─── Data to process

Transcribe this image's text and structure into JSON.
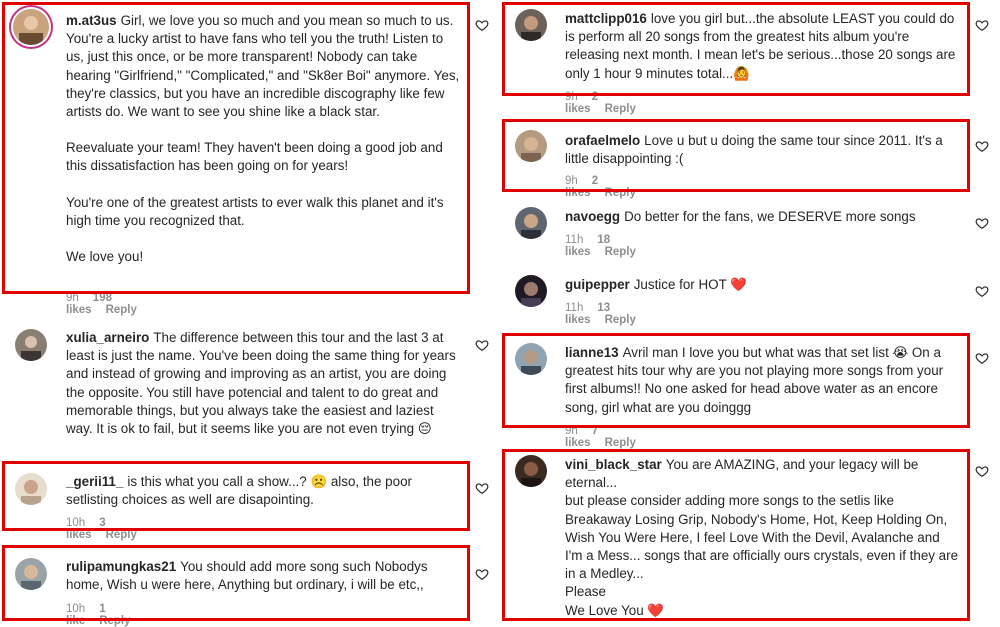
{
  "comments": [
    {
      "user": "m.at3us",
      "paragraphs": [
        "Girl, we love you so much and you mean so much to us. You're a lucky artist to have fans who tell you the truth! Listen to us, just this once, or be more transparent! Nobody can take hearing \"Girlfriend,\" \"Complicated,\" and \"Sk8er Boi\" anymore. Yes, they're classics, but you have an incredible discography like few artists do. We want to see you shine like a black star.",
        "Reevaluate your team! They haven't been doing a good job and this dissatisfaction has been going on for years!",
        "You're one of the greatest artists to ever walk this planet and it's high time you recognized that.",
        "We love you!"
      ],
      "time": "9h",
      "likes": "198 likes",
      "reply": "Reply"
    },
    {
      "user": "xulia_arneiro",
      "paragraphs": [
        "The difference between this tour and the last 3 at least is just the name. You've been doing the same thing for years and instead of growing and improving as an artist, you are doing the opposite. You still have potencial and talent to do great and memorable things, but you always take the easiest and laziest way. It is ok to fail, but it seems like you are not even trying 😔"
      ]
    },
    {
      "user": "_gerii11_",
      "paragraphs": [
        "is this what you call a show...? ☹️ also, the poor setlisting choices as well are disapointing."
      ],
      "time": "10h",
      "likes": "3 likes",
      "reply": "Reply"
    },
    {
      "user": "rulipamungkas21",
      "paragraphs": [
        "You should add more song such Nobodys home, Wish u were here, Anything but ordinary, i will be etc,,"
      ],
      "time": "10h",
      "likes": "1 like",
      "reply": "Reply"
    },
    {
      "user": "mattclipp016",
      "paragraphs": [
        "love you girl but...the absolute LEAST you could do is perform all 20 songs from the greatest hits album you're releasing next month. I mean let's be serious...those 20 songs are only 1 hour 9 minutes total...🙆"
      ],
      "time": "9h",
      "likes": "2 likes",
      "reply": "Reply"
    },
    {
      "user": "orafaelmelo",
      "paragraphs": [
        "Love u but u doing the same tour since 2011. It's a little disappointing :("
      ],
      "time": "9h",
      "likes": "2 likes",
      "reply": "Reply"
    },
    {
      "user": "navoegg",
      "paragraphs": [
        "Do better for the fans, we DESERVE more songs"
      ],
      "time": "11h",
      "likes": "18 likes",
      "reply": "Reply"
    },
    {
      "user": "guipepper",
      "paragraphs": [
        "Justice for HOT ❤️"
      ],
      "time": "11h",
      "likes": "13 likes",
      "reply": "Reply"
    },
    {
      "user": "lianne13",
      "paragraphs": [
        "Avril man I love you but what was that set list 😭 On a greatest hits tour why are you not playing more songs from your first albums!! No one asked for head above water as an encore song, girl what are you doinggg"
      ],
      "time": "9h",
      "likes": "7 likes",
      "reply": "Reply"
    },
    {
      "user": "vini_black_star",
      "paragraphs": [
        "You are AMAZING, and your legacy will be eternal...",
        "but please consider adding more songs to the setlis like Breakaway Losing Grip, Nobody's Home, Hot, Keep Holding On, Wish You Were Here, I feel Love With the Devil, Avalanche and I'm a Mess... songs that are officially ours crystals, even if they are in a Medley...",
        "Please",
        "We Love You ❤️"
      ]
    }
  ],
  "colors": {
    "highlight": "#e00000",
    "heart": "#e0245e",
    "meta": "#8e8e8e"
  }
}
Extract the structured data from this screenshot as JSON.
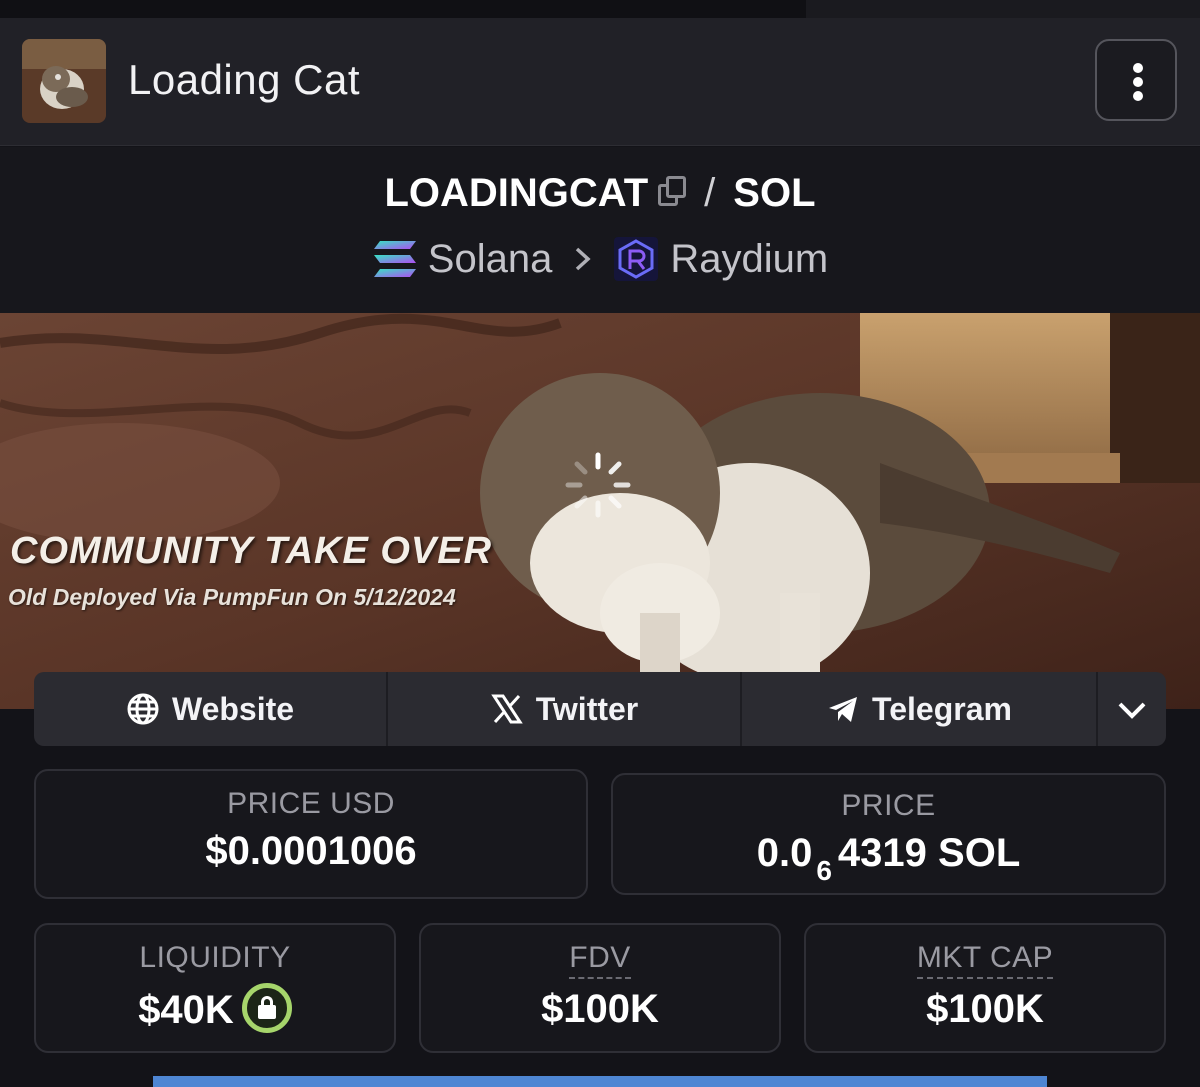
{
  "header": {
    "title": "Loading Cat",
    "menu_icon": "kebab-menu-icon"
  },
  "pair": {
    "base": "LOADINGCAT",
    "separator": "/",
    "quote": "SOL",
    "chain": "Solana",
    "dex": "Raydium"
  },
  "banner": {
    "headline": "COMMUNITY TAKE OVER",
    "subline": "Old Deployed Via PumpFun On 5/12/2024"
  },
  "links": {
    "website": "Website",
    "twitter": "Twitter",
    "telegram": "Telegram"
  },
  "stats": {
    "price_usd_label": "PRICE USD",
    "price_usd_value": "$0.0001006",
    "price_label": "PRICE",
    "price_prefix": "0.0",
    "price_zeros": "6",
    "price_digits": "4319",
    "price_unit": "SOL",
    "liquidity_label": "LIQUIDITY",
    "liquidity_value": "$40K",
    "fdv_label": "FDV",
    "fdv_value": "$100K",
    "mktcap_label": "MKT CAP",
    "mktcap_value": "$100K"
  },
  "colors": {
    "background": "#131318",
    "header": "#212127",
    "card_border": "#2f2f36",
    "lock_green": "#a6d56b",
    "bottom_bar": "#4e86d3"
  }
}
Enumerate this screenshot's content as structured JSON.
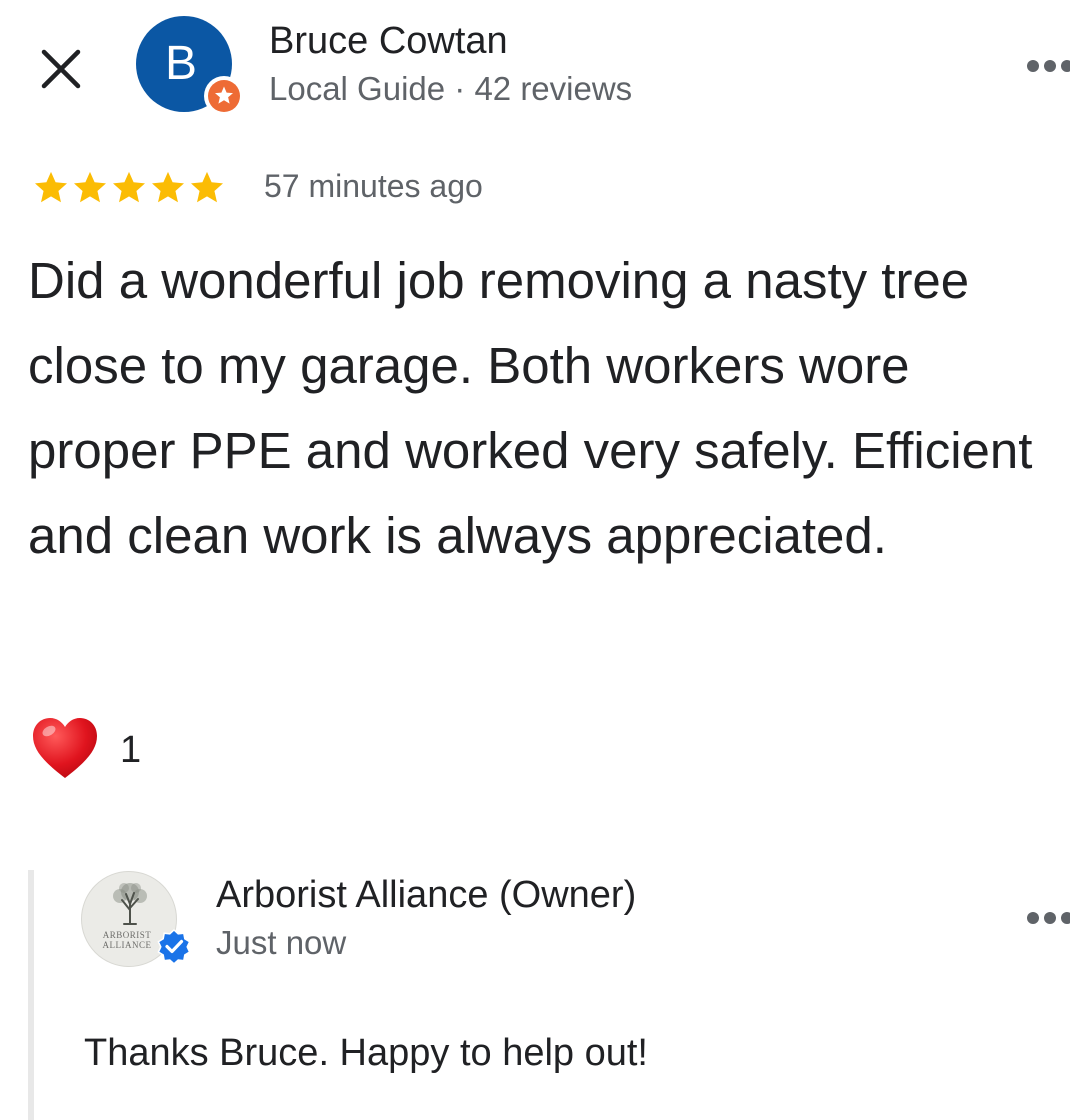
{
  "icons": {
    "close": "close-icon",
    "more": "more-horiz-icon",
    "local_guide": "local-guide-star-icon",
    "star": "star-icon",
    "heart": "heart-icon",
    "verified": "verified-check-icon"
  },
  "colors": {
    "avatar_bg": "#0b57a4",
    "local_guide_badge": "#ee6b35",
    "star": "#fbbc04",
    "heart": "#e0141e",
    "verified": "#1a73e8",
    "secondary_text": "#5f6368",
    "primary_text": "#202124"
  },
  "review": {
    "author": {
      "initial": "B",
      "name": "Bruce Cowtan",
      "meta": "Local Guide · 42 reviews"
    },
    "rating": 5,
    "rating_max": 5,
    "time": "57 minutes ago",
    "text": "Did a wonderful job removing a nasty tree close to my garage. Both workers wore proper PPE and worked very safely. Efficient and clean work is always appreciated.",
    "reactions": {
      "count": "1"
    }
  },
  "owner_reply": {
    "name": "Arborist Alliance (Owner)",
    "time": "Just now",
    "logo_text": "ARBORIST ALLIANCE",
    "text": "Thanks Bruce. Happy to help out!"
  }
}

──────

• Instructions to follow: Every record must be copied exactly, with images dropped from the result.

• Solution:
Transcribe this image's text and structure into JSON.
{
  "comments": [
    {
      "user": "m.at3us",
      "paragraphs": [
        "Girl, we love you so much and you mean so much to us. You're a lucky artist to have fans who tell you the truth! Listen to us, just this once, or be more transparent! Nobody can take hearing \"Girlfriend,\" \"Complicated,\" and \"Sk8er Boi\" anymore. Yes, they're classics, but you have an incredible discography like few artists do. We want to see you shine like a black star.",
        "Reevaluate your team! They haven't been doing a good job and this dissatisfaction has been going on for years!",
        "You're one of the greatest artists to ever walk this planet and it's high time you recognized that.",
        "We love you!"
      ],
      "time": "9h",
      "likes": "198 likes",
      "reply": "Reply"
    },
    {
      "user": "xulia_arneiro",
      "paragraphs": [
        "The difference between this tour and the last 3 at least is just the name. You've been doing the same thing for years and instead of growing and improving as an artist, you are doing the opposite. You still have potencial and talent to do great and memorable things, but you always take the easiest and laziest way. It is ok to fail, but it seems like you are not even trying 😔"
      ]
    },
    {
      "user": "_gerii11_",
      "paragraphs": [
        "is this what you call a show...? ☹️ also, the poor setlisting choices as well are disapointing."
      ],
      "time": "10h",
      "likes": "3 likes",
      "reply": "Reply"
    },
    {
      "user": "rulipamungkas21",
      "paragraphs": [
        "You should add more song such Nobodys home, Wish u were here, Anything but ordinary, i will be etc,,"
      ],
      "time": "10h",
      "likes": "1 like",
      "reply": "Reply"
    },
    {
      "user": "mattclipp016",
      "paragraphs": [
        "love you girl but...the absolute LEAST you could do is perform all 20 songs from the greatest hits album you're releasing next month. I mean let's be serious...those 20 songs are only 1 hour 9 minutes total...🙆"
      ],
      "time": "9h",
      "likes": "2 likes",
      "reply": "Reply"
    },
    {
      "user": "orafaelmelo",
      "paragraphs": [
        "Love u but u doing the same tour since 2011. It's a little disappointing :("
      ],
      "time": "9h",
      "likes": "2 likes",
      "reply": "Reply"
    },
    {
      "user": "navoegg",
      "paragraphs": [
        "Do better for the fans, we DESERVE more songs"
      ],
      "time": "11h",
      "likes": "18 likes",
      "reply": "Reply"
    },
    {
      "user": "guipepper",
      "paragraphs": [
        "Justice for HOT ❤️"
      ],
      "time": "11h",
      "likes": "13 likes",
      "reply": "Reply"
    },
    {
      "user": "lianne13",
      "paragraphs": [
        "Avril man I love you but what was that set list 😭 On a greatest hits tour why are you not playing more songs from your first albums!! No one asked for head above water as an encore song, girl what are you doinggg"
      ],
      "time": "9h",
      "likes": "7 likes",
      "reply": "Reply"
    },
    {
      "user": "vini_black_star",
      "paragraphs": [
        "You are AMAZING, and your legacy will be eternal...",
        "but please consider adding more songs to the setlis like Breakaway Losing Grip, Nobody's Home, Hot, Keep Holding On, Wish You Were Here, I feel Love With the Devil, Avalanche and I'm a Mess... songs that are officially ours crystals, even if they are in a Medley...",
        "Please",
        "We Love You ❤️"
      ]
    }
  ],
  "colors": {
    "highlight": "#e00000",
    "heart": "#e0245e",
    "meta": "#8e8e8e"
  }
}
Extract the structured data from this screenshot as JSON.
{
  "header": {
    "title": "Loading Cat",
    "menu_icon": "kebab-menu-icon"
  },
  "pair": {
    "base": "LOADINGCAT",
    "separator": "/",
    "quote": "SOL",
    "chain": "Solana",
    "dex": "Raydium"
  },
  "banner": {
    "headline": "COMMUNITY TAKE OVER",
    "subline": "Old Deployed Via PumpFun On 5/12/2024"
  },
  "links": {
    "website": "Website",
    "twitter": "Twitter",
    "telegram": "Telegram"
  },
  "stats": {
    "price_usd_label": "PRICE USD",
    "price_usd_value": "$0.0001006",
    "price_label": "PRICE",
    "price_prefix": "0.0",
    "price_zeros": "6",
    "price_digits": "4319",
    "price_unit": "SOL",
    "liquidity_label": "LIQUIDITY",
    "liquidity_value": "$40K",
    "fdv_label": "FDV",
    "fdv_value": "$100K",
    "mktcap_label": "MKT CAP",
    "mktcap_value": "$100K"
  },
  "colors": {
    "background": "#131318",
    "header": "#212127",
    "card_border": "#2f2f36",
    "lock_green": "#a6d56b",
    "bottom_bar": "#4e86d3"
  }
}
Enumerate this screenshot's content as structured JSON.
{
  "icons": {
    "close": "close-icon",
    "more": "more-horiz-icon",
    "local_guide": "local-guide-star-icon",
    "star": "star-icon",
    "heart": "heart-icon",
    "verified": "verified-check-icon"
  },
  "colors": {
    "avatar_bg": "#0b57a4",
    "local_guide_badge": "#ee6b35",
    "star": "#fbbc04",
    "heart": "#e0141e",
    "verified": "#1a73e8",
    "secondary_text": "#5f6368",
    "primary_text": "#202124"
  },
  "review": {
    "author": {
      "initial": "B",
      "name": "Bruce Cowtan",
      "meta": "Local Guide · 42 reviews"
    },
    "rating": 5,
    "rating_max": 5,
    "time": "57 minutes ago",
    "text": "Did a wonderful job removing a nasty tree close to my garage. Both workers wore proper PPE and worked very safely. Efficient and clean work is always appreciated.",
    "reactions": {
      "count": "1"
    }
  },
  "owner_reply": {
    "name": "Arborist Alliance (Owner)",
    "time": "Just now",
    "logo_text": "ARBORIST ALLIANCE",
    "text": "Thanks Bruce. Happy to help out!"
  }
}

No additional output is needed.